Exercise instructions: In the material below, the lines containing the word "Grietje" are required; copy each of them.

═══ Given records ═══

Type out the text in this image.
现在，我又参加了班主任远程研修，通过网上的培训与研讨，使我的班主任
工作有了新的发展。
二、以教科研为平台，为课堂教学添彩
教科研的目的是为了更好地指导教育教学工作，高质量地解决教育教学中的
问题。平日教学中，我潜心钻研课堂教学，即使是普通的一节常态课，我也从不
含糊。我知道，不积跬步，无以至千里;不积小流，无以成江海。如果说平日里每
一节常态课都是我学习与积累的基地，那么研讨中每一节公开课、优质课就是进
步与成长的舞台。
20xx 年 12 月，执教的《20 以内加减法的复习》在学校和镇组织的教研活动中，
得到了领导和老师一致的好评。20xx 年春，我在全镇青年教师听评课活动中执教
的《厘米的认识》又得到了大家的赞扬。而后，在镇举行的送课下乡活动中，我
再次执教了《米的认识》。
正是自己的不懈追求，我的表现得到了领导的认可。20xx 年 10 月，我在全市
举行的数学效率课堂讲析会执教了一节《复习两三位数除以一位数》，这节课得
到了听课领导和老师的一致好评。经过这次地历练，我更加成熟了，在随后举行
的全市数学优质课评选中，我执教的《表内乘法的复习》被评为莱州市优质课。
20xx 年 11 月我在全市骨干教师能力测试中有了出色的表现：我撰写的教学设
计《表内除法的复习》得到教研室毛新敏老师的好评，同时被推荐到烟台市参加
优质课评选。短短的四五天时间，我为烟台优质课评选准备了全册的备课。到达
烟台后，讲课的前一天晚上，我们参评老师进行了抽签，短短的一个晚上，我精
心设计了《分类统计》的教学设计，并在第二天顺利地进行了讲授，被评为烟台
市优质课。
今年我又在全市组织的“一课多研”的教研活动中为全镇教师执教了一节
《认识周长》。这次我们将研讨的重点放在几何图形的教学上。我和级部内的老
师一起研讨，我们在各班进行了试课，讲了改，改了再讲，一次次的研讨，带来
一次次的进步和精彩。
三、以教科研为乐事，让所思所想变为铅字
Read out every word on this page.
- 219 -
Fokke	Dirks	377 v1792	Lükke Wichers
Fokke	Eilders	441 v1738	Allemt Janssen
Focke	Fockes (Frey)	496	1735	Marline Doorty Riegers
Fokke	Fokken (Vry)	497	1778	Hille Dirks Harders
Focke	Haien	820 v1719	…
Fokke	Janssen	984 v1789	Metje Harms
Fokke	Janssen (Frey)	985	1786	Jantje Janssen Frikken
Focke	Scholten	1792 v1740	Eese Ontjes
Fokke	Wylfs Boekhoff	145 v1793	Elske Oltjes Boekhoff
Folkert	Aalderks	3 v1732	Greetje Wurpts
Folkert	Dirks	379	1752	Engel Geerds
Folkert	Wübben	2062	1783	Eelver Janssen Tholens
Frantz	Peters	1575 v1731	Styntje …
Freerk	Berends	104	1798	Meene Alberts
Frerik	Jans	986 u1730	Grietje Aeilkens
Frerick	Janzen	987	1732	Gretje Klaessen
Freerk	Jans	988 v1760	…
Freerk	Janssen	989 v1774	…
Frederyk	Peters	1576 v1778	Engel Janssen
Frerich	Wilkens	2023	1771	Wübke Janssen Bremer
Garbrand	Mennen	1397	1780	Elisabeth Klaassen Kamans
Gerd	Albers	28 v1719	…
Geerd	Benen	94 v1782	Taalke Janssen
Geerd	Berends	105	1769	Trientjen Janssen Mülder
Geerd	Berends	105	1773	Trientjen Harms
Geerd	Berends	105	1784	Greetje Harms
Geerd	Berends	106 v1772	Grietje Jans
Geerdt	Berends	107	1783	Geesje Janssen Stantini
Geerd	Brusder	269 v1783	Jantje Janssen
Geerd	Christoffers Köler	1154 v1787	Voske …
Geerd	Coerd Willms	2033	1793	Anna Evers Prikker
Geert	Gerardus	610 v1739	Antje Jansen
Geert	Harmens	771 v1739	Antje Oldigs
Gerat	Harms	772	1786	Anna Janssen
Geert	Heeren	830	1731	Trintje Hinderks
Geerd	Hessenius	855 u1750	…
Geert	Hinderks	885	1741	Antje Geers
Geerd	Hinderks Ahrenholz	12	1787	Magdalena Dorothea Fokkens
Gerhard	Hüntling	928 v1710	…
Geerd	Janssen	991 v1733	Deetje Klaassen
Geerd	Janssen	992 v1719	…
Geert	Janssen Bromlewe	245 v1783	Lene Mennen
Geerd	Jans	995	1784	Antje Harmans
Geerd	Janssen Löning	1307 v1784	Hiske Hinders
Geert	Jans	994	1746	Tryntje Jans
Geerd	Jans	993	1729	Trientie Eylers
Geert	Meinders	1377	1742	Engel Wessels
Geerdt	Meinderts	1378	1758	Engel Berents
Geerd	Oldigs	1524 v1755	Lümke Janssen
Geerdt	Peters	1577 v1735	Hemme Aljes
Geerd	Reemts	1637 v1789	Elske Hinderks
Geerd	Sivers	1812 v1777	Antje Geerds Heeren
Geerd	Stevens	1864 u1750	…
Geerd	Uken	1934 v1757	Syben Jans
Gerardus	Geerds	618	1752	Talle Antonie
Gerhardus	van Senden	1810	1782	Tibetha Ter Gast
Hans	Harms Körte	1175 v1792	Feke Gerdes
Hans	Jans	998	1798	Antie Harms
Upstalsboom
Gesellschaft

═══

Full solution:
Frerik	Jans	986 u1730	Grietje Aeilkens
Geerd	Berends	106 v1772	Grietje Jans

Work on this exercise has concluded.